*Required task*.
The entries below should be given again exactly, minus their pictures.

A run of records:
————————
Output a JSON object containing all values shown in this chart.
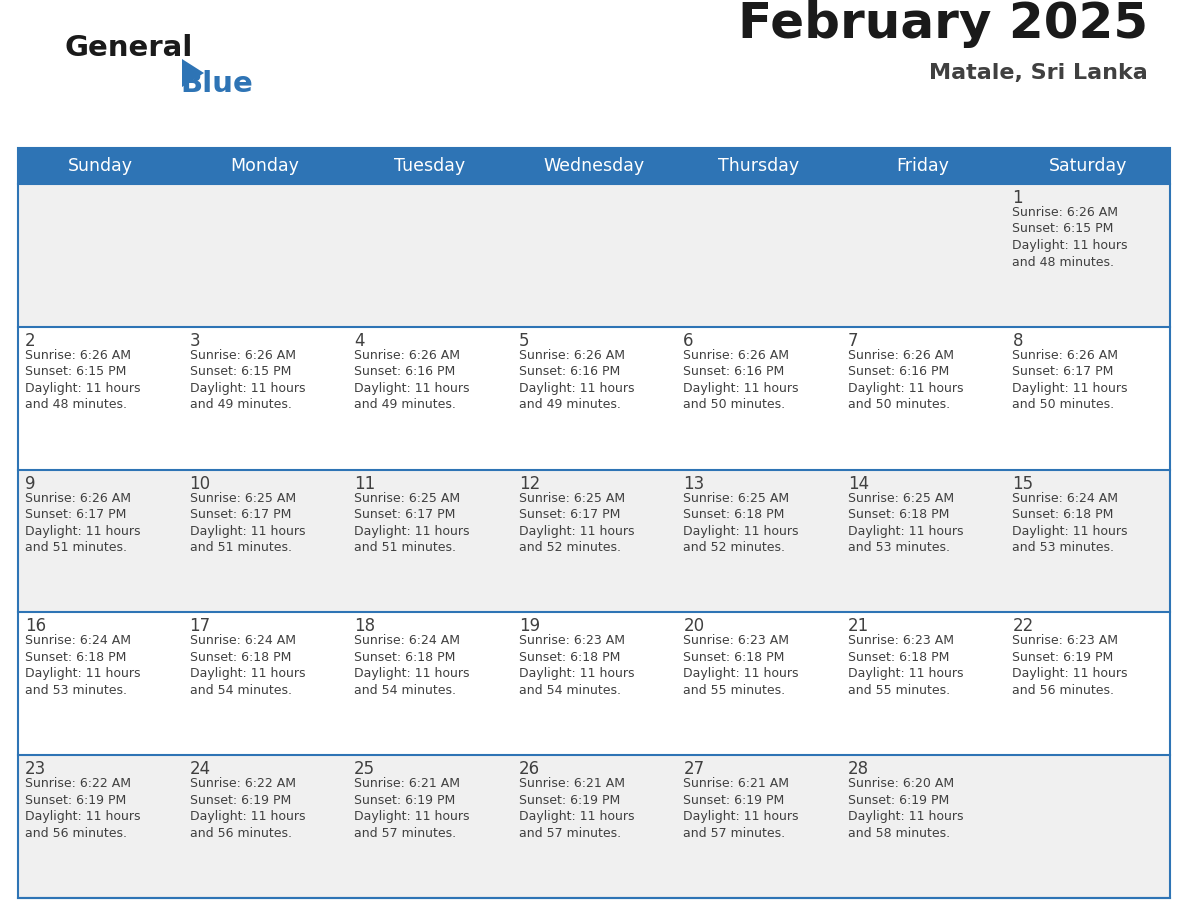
{
  "title": "February 2025",
  "subtitle": "Matale, Sri Lanka",
  "header_bg": "#2E74B5",
  "header_text_color": "#FFFFFF",
  "cell_bg_light": "#F0F0F0",
  "cell_bg_white": "#FFFFFF",
  "separator_color": "#2E74B5",
  "text_color": "#404040",
  "days_of_week": [
    "Sunday",
    "Monday",
    "Tuesday",
    "Wednesday",
    "Thursday",
    "Friday",
    "Saturday"
  ],
  "calendar_data": [
    [
      {
        "day": "",
        "sunrise": "",
        "sunset": "",
        "daylight": ""
      },
      {
        "day": "",
        "sunrise": "",
        "sunset": "",
        "daylight": ""
      },
      {
        "day": "",
        "sunrise": "",
        "sunset": "",
        "daylight": ""
      },
      {
        "day": "",
        "sunrise": "",
        "sunset": "",
        "daylight": ""
      },
      {
        "day": "",
        "sunrise": "",
        "sunset": "",
        "daylight": ""
      },
      {
        "day": "",
        "sunrise": "",
        "sunset": "",
        "daylight": ""
      },
      {
        "day": "1",
        "sunrise": "6:26 AM",
        "sunset": "6:15 PM",
        "daylight_l1": "Daylight: 11 hours",
        "daylight_l2": "and 48 minutes."
      }
    ],
    [
      {
        "day": "2",
        "sunrise": "6:26 AM",
        "sunset": "6:15 PM",
        "daylight_l1": "Daylight: 11 hours",
        "daylight_l2": "and 48 minutes."
      },
      {
        "day": "3",
        "sunrise": "6:26 AM",
        "sunset": "6:15 PM",
        "daylight_l1": "Daylight: 11 hours",
        "daylight_l2": "and 49 minutes."
      },
      {
        "day": "4",
        "sunrise": "6:26 AM",
        "sunset": "6:16 PM",
        "daylight_l1": "Daylight: 11 hours",
        "daylight_l2": "and 49 minutes."
      },
      {
        "day": "5",
        "sunrise": "6:26 AM",
        "sunset": "6:16 PM",
        "daylight_l1": "Daylight: 11 hours",
        "daylight_l2": "and 49 minutes."
      },
      {
        "day": "6",
        "sunrise": "6:26 AM",
        "sunset": "6:16 PM",
        "daylight_l1": "Daylight: 11 hours",
        "daylight_l2": "and 50 minutes."
      },
      {
        "day": "7",
        "sunrise": "6:26 AM",
        "sunset": "6:16 PM",
        "daylight_l1": "Daylight: 11 hours",
        "daylight_l2": "and 50 minutes."
      },
      {
        "day": "8",
        "sunrise": "6:26 AM",
        "sunset": "6:17 PM",
        "daylight_l1": "Daylight: 11 hours",
        "daylight_l2": "and 50 minutes."
      }
    ],
    [
      {
        "day": "9",
        "sunrise": "6:26 AM",
        "sunset": "6:17 PM",
        "daylight_l1": "Daylight: 11 hours",
        "daylight_l2": "and 51 minutes."
      },
      {
        "day": "10",
        "sunrise": "6:25 AM",
        "sunset": "6:17 PM",
        "daylight_l1": "Daylight: 11 hours",
        "daylight_l2": "and 51 minutes."
      },
      {
        "day": "11",
        "sunrise": "6:25 AM",
        "sunset": "6:17 PM",
        "daylight_l1": "Daylight: 11 hours",
        "daylight_l2": "and 51 minutes."
      },
      {
        "day": "12",
        "sunrise": "6:25 AM",
        "sunset": "6:17 PM",
        "daylight_l1": "Daylight: 11 hours",
        "daylight_l2": "and 52 minutes."
      },
      {
        "day": "13",
        "sunrise": "6:25 AM",
        "sunset": "6:18 PM",
        "daylight_l1": "Daylight: 11 hours",
        "daylight_l2": "and 52 minutes."
      },
      {
        "day": "14",
        "sunrise": "6:25 AM",
        "sunset": "6:18 PM",
        "daylight_l1": "Daylight: 11 hours",
        "daylight_l2": "and 53 minutes."
      },
      {
        "day": "15",
        "sunrise": "6:24 AM",
        "sunset": "6:18 PM",
        "daylight_l1": "Daylight: 11 hours",
        "daylight_l2": "and 53 minutes."
      }
    ],
    [
      {
        "day": "16",
        "sunrise": "6:24 AM",
        "sunset": "6:18 PM",
        "daylight_l1": "Daylight: 11 hours",
        "daylight_l2": "and 53 minutes."
      },
      {
        "day": "17",
        "sunrise": "6:24 AM",
        "sunset": "6:18 PM",
        "daylight_l1": "Daylight: 11 hours",
        "daylight_l2": "and 54 minutes."
      },
      {
        "day": "18",
        "sunrise": "6:24 AM",
        "sunset": "6:18 PM",
        "daylight_l1": "Daylight: 11 hours",
        "daylight_l2": "and 54 minutes."
      },
      {
        "day": "19",
        "sunrise": "6:23 AM",
        "sunset": "6:18 PM",
        "daylight_l1": "Daylight: 11 hours",
        "daylight_l2": "and 54 minutes."
      },
      {
        "day": "20",
        "sunrise": "6:23 AM",
        "sunset": "6:18 PM",
        "daylight_l1": "Daylight: 11 hours",
        "daylight_l2": "and 55 minutes."
      },
      {
        "day": "21",
        "sunrise": "6:23 AM",
        "sunset": "6:18 PM",
        "daylight_l1": "Daylight: 11 hours",
        "daylight_l2": "and 55 minutes."
      },
      {
        "day": "22",
        "sunrise": "6:23 AM",
        "sunset": "6:19 PM",
        "daylight_l1": "Daylight: 11 hours",
        "daylight_l2": "and 56 minutes."
      }
    ],
    [
      {
        "day": "23",
        "sunrise": "6:22 AM",
        "sunset": "6:19 PM",
        "daylight_l1": "Daylight: 11 hours",
        "daylight_l2": "and 56 minutes."
      },
      {
        "day": "24",
        "sunrise": "6:22 AM",
        "sunset": "6:19 PM",
        "daylight_l1": "Daylight: 11 hours",
        "daylight_l2": "and 56 minutes."
      },
      {
        "day": "25",
        "sunrise": "6:21 AM",
        "sunset": "6:19 PM",
        "daylight_l1": "Daylight: 11 hours",
        "daylight_l2": "and 57 minutes."
      },
      {
        "day": "26",
        "sunrise": "6:21 AM",
        "sunset": "6:19 PM",
        "daylight_l1": "Daylight: 11 hours",
        "daylight_l2": "and 57 minutes."
      },
      {
        "day": "27",
        "sunrise": "6:21 AM",
        "sunset": "6:19 PM",
        "daylight_l1": "Daylight: 11 hours",
        "daylight_l2": "and 57 minutes."
      },
      {
        "day": "28",
        "sunrise": "6:20 AM",
        "sunset": "6:19 PM",
        "daylight_l1": "Daylight: 11 hours",
        "daylight_l2": "and 58 minutes."
      },
      {
        "day": "",
        "sunrise": "",
        "sunset": "",
        "daylight_l1": "",
        "daylight_l2": ""
      }
    ]
  ]
}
————————
*Output for this task*.
Output a JSON object containing all values shown in this chart.
{
  "title": "February 2025",
  "subtitle": "Matale, Sri Lanka",
  "header_bg": "#2E74B5",
  "header_text_color": "#FFFFFF",
  "cell_bg_light": "#F0F0F0",
  "cell_bg_white": "#FFFFFF",
  "separator_color": "#2E74B5",
  "text_color": "#404040",
  "days_of_week": [
    "Sunday",
    "Monday",
    "Tuesday",
    "Wednesday",
    "Thursday",
    "Friday",
    "Saturday"
  ],
  "calendar_data": [
    [
      {
        "day": "",
        "sunrise": "",
        "sunset": "",
        "daylight": ""
      },
      {
        "day": "",
        "sunrise": "",
        "sunset": "",
        "daylight": ""
      },
      {
        "day": "",
        "sunrise": "",
        "sunset": "",
        "daylight": ""
      },
      {
        "day": "",
        "sunrise": "",
        "sunset": "",
        "daylight": ""
      },
      {
        "day": "",
        "sunrise": "",
        "sunset": "",
        "daylight": ""
      },
      {
        "day": "",
        "sunrise": "",
        "sunset": "",
        "daylight": ""
      },
      {
        "day": "1",
        "sunrise": "6:26 AM",
        "sunset": "6:15 PM",
        "daylight_l1": "Daylight: 11 hours",
        "daylight_l2": "and 48 minutes."
      }
    ],
    [
      {
        "day": "2",
        "sunrise": "6:26 AM",
        "sunset": "6:15 PM",
        "daylight_l1": "Daylight: 11 hours",
        "daylight_l2": "and 48 minutes."
      },
      {
        "day": "3",
        "sunrise": "6:26 AM",
        "sunset": "6:15 PM",
        "daylight_l1": "Daylight: 11 hours",
        "daylight_l2": "and 49 minutes."
      },
      {
        "day": "4",
        "sunrise": "6:26 AM",
        "sunset": "6:16 PM",
        "daylight_l1": "Daylight: 11 hours",
        "daylight_l2": "and 49 minutes."
      },
      {
        "day": "5",
        "sunrise": "6:26 AM",
        "sunset": "6:16 PM",
        "daylight_l1": "Daylight: 11 hours",
        "daylight_l2": "and 49 minutes."
      },
      {
        "day": "6",
        "sunrise": "6:26 AM",
        "sunset": "6:16 PM",
        "daylight_l1": "Daylight: 11 hours",
        "daylight_l2": "and 50 minutes."
      },
      {
        "day": "7",
        "sunrise": "6:26 AM",
        "sunset": "6:16 PM",
        "daylight_l1": "Daylight: 11 hours",
        "daylight_l2": "and 50 minutes."
      },
      {
        "day": "8",
        "sunrise": "6:26 AM",
        "sunset": "6:17 PM",
        "daylight_l1": "Daylight: 11 hours",
        "daylight_l2": "and 50 minutes."
      }
    ],
    [
      {
        "day": "9",
        "sunrise": "6:26 AM",
        "sunset": "6:17 PM",
        "daylight_l1": "Daylight: 11 hours",
        "daylight_l2": "and 51 minutes."
      },
      {
        "day": "10",
        "sunrise": "6:25 AM",
        "sunset": "6:17 PM",
        "daylight_l1": "Daylight: 11 hours",
        "daylight_l2": "and 51 minutes."
      },
      {
        "day": "11",
        "sunrise": "6:25 AM",
        "sunset": "6:17 PM",
        "daylight_l1": "Daylight: 11 hours",
        "daylight_l2": "and 51 minutes."
      },
      {
        "day": "12",
        "sunrise": "6:25 AM",
        "sunset": "6:17 PM",
        "daylight_l1": "Daylight: 11 hours",
        "daylight_l2": "and 52 minutes."
      },
      {
        "day": "13",
        "sunrise": "6:25 AM",
        "sunset": "6:18 PM",
        "daylight_l1": "Daylight: 11 hours",
        "daylight_l2": "and 52 minutes."
      },
      {
        "day": "14",
        "sunrise": "6:25 AM",
        "sunset": "6:18 PM",
        "daylight_l1": "Daylight: 11 hours",
        "daylight_l2": "and 53 minutes."
      },
      {
        "day": "15",
        "sunrise": "6:24 AM",
        "sunset": "6:18 PM",
        "daylight_l1": "Daylight: 11 hours",
        "daylight_l2": "and 53 minutes."
      }
    ],
    [
      {
        "day": "16",
        "sunrise": "6:24 AM",
        "sunset": "6:18 PM",
        "daylight_l1": "Daylight: 11 hours",
        "daylight_l2": "and 53 minutes."
      },
      {
        "day": "17",
        "sunrise": "6:24 AM",
        "sunset": "6:18 PM",
        "daylight_l1": "Daylight: 11 hours",
        "daylight_l2": "and 54 minutes."
      },
      {
        "day": "18",
        "sunrise": "6:24 AM",
        "sunset": "6:18 PM",
        "daylight_l1": "Daylight: 11 hours",
        "daylight_l2": "and 54 minutes."
      },
      {
        "day": "19",
        "sunrise": "6:23 AM",
        "sunset": "6:18 PM",
        "daylight_l1": "Daylight: 11 hours",
        "daylight_l2": "and 54 minutes."
      },
      {
        "day": "20",
        "sunrise": "6:23 AM",
        "sunset": "6:18 PM",
        "daylight_l1": "Daylight: 11 hours",
        "daylight_l2": "and 55 minutes."
      },
      {
        "day": "21",
        "sunrise": "6:23 AM",
        "sunset": "6:18 PM",
        "daylight_l1": "Daylight: 11 hours",
        "daylight_l2": "and 55 minutes."
      },
      {
        "day": "22",
        "sunrise": "6:23 AM",
        "sunset": "6:19 PM",
        "daylight_l1": "Daylight: 11 hours",
        "daylight_l2": "and 56 minutes."
      }
    ],
    [
      {
        "day": "23",
        "sunrise": "6:22 AM",
        "sunset": "6:19 PM",
        "daylight_l1": "Daylight: 11 hours",
        "daylight_l2": "and 56 minutes."
      },
      {
        "day": "24",
        "sunrise": "6:22 AM",
        "sunset": "6:19 PM",
        "daylight_l1": "Daylight: 11 hours",
        "daylight_l2": "and 56 minutes."
      },
      {
        "day": "25",
        "sunrise": "6:21 AM",
        "sunset": "6:19 PM",
        "daylight_l1": "Daylight: 11 hours",
        "daylight_l2": "and 57 minutes."
      },
      {
        "day": "26",
        "sunrise": "6:21 AM",
        "sunset": "6:19 PM",
        "daylight_l1": "Daylight: 11 hours",
        "daylight_l2": "and 57 minutes."
      },
      {
        "day": "27",
        "sunrise": "6:21 AM",
        "sunset": "6:19 PM",
        "daylight_l1": "Daylight: 11 hours",
        "daylight_l2": "and 57 minutes."
      },
      {
        "day": "28",
        "sunrise": "6:20 AM",
        "sunset": "6:19 PM",
        "daylight_l1": "Daylight: 11 hours",
        "daylight_l2": "and 58 minutes."
      },
      {
        "day": "",
        "sunrise": "",
        "sunset": "",
        "daylight_l1": "",
        "daylight_l2": ""
      }
    ]
  ]
}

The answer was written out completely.